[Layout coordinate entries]
'''

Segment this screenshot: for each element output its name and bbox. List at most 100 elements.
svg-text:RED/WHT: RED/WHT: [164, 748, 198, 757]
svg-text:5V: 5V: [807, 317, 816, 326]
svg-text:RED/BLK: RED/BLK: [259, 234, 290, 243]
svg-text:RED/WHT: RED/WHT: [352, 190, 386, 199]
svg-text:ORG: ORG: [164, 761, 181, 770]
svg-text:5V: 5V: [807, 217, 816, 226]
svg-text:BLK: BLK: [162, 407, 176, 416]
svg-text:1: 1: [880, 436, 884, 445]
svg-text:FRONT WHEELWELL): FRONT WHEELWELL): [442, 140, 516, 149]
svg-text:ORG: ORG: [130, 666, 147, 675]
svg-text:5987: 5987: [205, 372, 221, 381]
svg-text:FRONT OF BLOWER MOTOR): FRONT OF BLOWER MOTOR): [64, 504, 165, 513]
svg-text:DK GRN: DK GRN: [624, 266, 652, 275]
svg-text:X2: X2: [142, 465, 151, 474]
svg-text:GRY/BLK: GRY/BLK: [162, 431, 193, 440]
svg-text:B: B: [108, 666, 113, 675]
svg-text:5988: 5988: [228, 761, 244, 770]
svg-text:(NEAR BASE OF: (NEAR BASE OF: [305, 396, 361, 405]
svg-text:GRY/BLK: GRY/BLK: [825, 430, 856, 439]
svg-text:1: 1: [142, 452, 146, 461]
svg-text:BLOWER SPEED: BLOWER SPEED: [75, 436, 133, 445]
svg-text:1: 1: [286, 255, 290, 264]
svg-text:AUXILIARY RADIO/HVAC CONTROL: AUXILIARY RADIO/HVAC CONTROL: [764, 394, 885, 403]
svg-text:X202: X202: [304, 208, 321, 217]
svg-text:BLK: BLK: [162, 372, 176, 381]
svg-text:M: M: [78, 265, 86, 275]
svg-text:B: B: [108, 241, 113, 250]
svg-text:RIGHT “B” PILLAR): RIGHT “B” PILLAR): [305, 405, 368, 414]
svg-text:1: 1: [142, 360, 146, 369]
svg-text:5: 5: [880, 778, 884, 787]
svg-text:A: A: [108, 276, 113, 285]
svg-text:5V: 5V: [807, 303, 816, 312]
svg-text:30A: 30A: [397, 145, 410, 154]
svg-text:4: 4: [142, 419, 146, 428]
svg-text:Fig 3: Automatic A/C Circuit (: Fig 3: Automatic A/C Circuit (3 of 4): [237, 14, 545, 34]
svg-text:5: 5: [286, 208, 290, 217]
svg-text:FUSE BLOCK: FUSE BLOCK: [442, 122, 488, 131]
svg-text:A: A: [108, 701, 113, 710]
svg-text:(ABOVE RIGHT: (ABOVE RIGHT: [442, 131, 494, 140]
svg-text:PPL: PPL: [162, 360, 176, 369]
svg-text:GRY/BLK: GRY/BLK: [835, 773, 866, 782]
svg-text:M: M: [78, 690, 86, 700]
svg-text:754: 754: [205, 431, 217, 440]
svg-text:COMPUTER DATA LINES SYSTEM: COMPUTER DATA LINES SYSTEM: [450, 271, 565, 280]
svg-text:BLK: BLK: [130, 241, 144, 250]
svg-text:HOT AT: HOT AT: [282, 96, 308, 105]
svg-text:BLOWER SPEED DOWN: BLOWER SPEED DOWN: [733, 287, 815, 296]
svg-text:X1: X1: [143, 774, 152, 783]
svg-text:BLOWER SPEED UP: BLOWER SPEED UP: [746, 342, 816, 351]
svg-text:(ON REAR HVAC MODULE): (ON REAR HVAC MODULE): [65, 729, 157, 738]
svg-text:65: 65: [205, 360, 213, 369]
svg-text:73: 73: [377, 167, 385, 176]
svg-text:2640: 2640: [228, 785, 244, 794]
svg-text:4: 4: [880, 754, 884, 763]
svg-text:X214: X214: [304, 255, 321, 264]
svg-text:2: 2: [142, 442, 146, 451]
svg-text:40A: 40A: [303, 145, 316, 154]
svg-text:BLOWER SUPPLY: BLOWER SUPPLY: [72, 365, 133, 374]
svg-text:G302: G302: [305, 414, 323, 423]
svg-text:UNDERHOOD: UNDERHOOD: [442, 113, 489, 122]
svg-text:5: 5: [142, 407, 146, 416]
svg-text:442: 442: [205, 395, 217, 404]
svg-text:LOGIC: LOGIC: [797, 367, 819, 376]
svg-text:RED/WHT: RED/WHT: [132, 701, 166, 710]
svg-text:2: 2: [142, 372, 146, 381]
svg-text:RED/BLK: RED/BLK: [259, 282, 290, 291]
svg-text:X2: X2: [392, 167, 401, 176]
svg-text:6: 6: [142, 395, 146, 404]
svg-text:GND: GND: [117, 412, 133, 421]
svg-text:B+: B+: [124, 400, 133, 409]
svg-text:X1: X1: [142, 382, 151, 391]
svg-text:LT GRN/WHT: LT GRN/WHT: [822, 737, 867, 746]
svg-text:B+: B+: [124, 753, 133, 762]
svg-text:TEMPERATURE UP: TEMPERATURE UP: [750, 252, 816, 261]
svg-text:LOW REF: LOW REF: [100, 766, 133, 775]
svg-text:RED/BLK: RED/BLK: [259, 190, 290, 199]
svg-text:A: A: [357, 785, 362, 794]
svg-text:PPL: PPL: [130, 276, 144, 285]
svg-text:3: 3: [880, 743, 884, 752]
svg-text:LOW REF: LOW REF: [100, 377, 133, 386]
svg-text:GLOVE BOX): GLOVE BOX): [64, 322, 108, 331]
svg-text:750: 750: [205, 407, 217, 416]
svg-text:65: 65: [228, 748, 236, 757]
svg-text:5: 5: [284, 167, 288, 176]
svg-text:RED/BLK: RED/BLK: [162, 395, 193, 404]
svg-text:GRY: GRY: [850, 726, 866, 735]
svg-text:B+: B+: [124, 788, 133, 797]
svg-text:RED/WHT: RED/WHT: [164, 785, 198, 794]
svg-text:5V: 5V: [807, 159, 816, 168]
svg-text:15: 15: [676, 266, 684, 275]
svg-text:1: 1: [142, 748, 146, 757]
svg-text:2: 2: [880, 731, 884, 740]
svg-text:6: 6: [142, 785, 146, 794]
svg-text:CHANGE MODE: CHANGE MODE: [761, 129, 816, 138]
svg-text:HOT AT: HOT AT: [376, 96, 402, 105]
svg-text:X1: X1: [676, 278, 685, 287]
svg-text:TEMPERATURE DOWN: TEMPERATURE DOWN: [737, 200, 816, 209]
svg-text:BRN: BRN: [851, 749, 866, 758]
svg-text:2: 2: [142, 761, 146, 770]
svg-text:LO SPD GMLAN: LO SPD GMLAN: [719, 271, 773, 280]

'''

**Exercise requirements:**
Copy every one of the entries above, reproducing each line without any change.

**Exercise answer:**
Segment this screenshot: for each element output its name and bbox. List at most 100 elements.
svg-text:RED/WHT: RED/WHT: [164, 748, 198, 757]
svg-text:5V: 5V: [807, 317, 816, 326]
svg-text:RED/BLK: RED/BLK: [259, 234, 290, 243]
svg-text:RED/WHT: RED/WHT: [352, 190, 386, 199]
svg-text:ORG: ORG: [164, 761, 181, 770]
svg-text:5V: 5V: [807, 217, 816, 226]
svg-text:BLK: BLK: [162, 407, 176, 416]
svg-text:1: 1: [880, 436, 884, 445]
svg-text:FRONT WHEELWELL): FRONT WHEELWELL): [442, 140, 516, 149]
svg-text:ORG: ORG: [130, 666, 147, 675]
svg-text:5987: 5987: [205, 372, 221, 381]
svg-text:FRONT OF BLOWER MOTOR): FRONT OF BLOWER MOTOR): [64, 504, 165, 513]
svg-text:DK GRN: DK GRN: [624, 266, 652, 275]
svg-text:X2: X2: [142, 465, 151, 474]
svg-text:GRY/BLK: GRY/BLK: [162, 431, 193, 440]
svg-text:B: B: [108, 666, 113, 675]
svg-text:5988: 5988: [228, 761, 244, 770]
svg-text:(NEAR BASE OF: (NEAR BASE OF: [305, 396, 361, 405]
svg-text:GRY/BLK: GRY/BLK: [825, 430, 856, 439]
svg-text:1: 1: [142, 452, 146, 461]
svg-text:BLOWER SPEED: BLOWER SPEED: [75, 436, 133, 445]
svg-text:1: 1: [286, 255, 290, 264]
svg-text:AUXILIARY RADIO/HVAC CONTROL: AUXILIARY RADIO/HVAC CONTROL: [764, 394, 885, 403]
svg-text:X202: X202: [304, 208, 321, 217]
svg-text:BLK: BLK: [162, 372, 176, 381]
svg-text:M: M: [78, 265, 86, 275]
svg-text:B: B: [108, 241, 113, 250]
svg-text:RIGHT “B” PILLAR): RIGHT “B” PILLAR): [305, 405, 368, 414]
svg-text:1: 1: [142, 360, 146, 369]
svg-text:5: 5: [880, 778, 884, 787]
svg-text:A: A: [108, 276, 113, 285]
svg-text:5V: 5V: [807, 303, 816, 312]
svg-text:30A: 30A: [397, 145, 410, 154]
svg-text:4: 4: [142, 419, 146, 428]
svg-text:Fig 3: Automatic A/C Circuit (: Fig 3: Automatic A/C Circuit (3 of 4): [237, 14, 545, 34]
svg-text:5: 5: [286, 208, 290, 217]
svg-text:FUSE BLOCK: FUSE BLOCK: [442, 122, 488, 131]
svg-text:A: A: [108, 701, 113, 710]
svg-text:(ABOVE RIGHT: (ABOVE RIGHT: [442, 131, 494, 140]
svg-text:PPL: PPL: [162, 360, 176, 369]
svg-text:GRY/BLK: GRY/BLK: [835, 773, 866, 782]
svg-text:M: M: [78, 690, 86, 700]
svg-text:754: 754: [205, 431, 217, 440]
svg-text:COMPUTER DATA LINES SYSTEM: COMPUTER DATA LINES SYSTEM: [450, 271, 565, 280]
svg-text:BLK: BLK: [130, 241, 144, 250]
svg-text:HOT AT: HOT AT: [282, 96, 308, 105]
svg-text:BLOWER SPEED DOWN: BLOWER SPEED DOWN: [733, 287, 815, 296]
svg-text:X1: X1: [143, 774, 152, 783]
svg-text:BLOWER SPEED UP: BLOWER SPEED UP: [746, 342, 816, 351]
svg-text:(ON REAR HVAC MODULE): (ON REAR HVAC MODULE): [65, 729, 157, 738]
svg-text:65: 65: [205, 360, 213, 369]
svg-text:73: 73: [377, 167, 385, 176]
svg-text:2640: 2640: [228, 785, 244, 794]
svg-text:4: 4: [880, 754, 884, 763]
svg-text:X214: X214: [304, 255, 321, 264]
svg-text:2: 2: [142, 442, 146, 451]
svg-text:40A: 40A: [303, 145, 316, 154]
svg-text:BLOWER SUPPLY: BLOWER SUPPLY: [72, 365, 133, 374]
svg-text:G302: G302: [305, 414, 323, 423]
svg-text:UNDERHOOD: UNDERHOOD: [442, 113, 489, 122]
svg-text:5: 5: [142, 407, 146, 416]
svg-text:442: 442: [205, 395, 217, 404]
svg-text:LOGIC: LOGIC: [797, 367, 819, 376]
svg-text:RED/WHT: RED/WHT: [132, 701, 166, 710]
svg-text:2: 2: [142, 372, 146, 381]
svg-text:RED/BLK: RED/BLK: [259, 282, 290, 291]
svg-text:X2: X2: [392, 167, 401, 176]
svg-text:6: 6: [142, 395, 146, 404]
svg-text:GND: GND: [117, 412, 133, 421]
svg-text:B+: B+: [124, 400, 133, 409]
svg-text:X1: X1: [142, 382, 151, 391]
svg-text:LT GRN/WHT: LT GRN/WHT: [822, 737, 867, 746]
svg-text:B+: B+: [124, 753, 133, 762]
svg-text:TEMPERATURE UP: TEMPERATURE UP: [750, 252, 816, 261]
svg-text:LOW REF: LOW REF: [100, 766, 133, 775]
svg-text:RED/BLK: RED/BLK: [259, 190, 290, 199]
svg-text:A: A: [357, 785, 362, 794]
svg-text:PPL: PPL: [130, 276, 144, 285]
svg-text:3: 3: [880, 743, 884, 752]
svg-text:LOW REF: LOW REF: [100, 377, 133, 386]
svg-text:GLOVE BOX): GLOVE BOX): [64, 322, 108, 331]
svg-text:750: 750: [205, 407, 217, 416]
svg-text:65: 65: [228, 748, 236, 757]
svg-text:5: 5: [284, 167, 288, 176]
svg-text:RED/BLK: RED/BLK: [162, 395, 193, 404]
svg-text:GRY: GRY: [850, 726, 866, 735]
svg-text:B+: B+: [124, 788, 133, 797]
svg-text:RED/WHT: RED/WHT: [164, 785, 198, 794]
svg-text:5V: 5V: [807, 159, 816, 168]
svg-text:15: 15: [676, 266, 684, 275]
svg-text:1: 1: [142, 748, 146, 757]
svg-text:2: 2: [880, 731, 884, 740]
svg-text:6: 6: [142, 785, 146, 794]
svg-text:CHANGE MODE: CHANGE MODE: [761, 129, 816, 138]
svg-text:HOT AT: HOT AT: [376, 96, 402, 105]
svg-text:X1: X1: [676, 278, 685, 287]
svg-text:TEMPERATURE DOWN: TEMPERATURE DOWN: [737, 200, 816, 209]
svg-text:BRN: BRN: [851, 749, 866, 758]
svg-text:2: 2: [142, 761, 146, 770]
svg-text:LO SPD GMLAN: LO SPD GMLAN: [719, 271, 773, 280]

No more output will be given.